-- Exercise task --
Find and copy lines holding "занятости".

#### Records for processing

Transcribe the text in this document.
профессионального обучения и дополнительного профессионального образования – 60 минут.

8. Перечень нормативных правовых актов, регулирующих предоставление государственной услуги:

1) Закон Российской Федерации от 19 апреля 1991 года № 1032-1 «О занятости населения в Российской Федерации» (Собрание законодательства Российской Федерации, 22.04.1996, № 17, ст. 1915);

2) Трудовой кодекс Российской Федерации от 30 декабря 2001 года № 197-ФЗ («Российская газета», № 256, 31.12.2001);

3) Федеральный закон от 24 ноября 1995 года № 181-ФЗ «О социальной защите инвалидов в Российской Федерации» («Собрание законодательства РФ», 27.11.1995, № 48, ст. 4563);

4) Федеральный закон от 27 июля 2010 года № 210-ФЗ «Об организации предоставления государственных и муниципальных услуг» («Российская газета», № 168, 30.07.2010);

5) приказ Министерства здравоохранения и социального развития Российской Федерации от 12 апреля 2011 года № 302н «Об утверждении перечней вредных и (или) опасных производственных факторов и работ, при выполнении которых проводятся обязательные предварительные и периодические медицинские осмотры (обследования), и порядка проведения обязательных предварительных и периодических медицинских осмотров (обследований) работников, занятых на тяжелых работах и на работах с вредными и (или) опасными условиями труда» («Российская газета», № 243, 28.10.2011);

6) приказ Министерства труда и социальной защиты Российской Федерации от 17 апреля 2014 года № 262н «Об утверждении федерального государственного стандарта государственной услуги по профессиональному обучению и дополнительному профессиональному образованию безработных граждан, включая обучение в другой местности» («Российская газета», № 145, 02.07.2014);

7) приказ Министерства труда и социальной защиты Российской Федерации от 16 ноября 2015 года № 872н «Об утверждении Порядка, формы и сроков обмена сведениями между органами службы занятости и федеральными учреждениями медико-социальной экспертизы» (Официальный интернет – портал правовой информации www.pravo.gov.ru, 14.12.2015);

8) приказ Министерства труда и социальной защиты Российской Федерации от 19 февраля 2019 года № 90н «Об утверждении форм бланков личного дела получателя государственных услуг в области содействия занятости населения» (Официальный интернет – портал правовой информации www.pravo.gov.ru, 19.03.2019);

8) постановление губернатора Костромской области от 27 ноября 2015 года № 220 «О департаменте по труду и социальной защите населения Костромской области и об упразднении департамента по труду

########

-- Solution for this exercise --
1) Закон Российской Федерации от 19 апреля 1991 года № 1032-1 «О занятости населения в Российской Федерации» (Собрание законодательства Российской Федерации, 22.04.1996, № 17, ст. 1915);
7) приказ Министерства труда и социальной защиты Российской Федерации от 16 ноября 2015 года № 872н «Об утверждении Порядка, формы и сроков обмена сведениями между органами службы занятости и федеральными учреждениями медико-социальной экспертизы» (Официальный интернет – портал правовой информации www.pravo.gov.ru, 14.12.2015);
8) приказ Министерства труда и социальной защиты Российской Федерации от 19 февраля 2019 года № 90н «Об утверждении форм бланков личного дела получателя государственных услуг в области содействия занятости населения» (Официальный интернет – портал правовой информации www.pravo.gov.ru, 19.03.2019);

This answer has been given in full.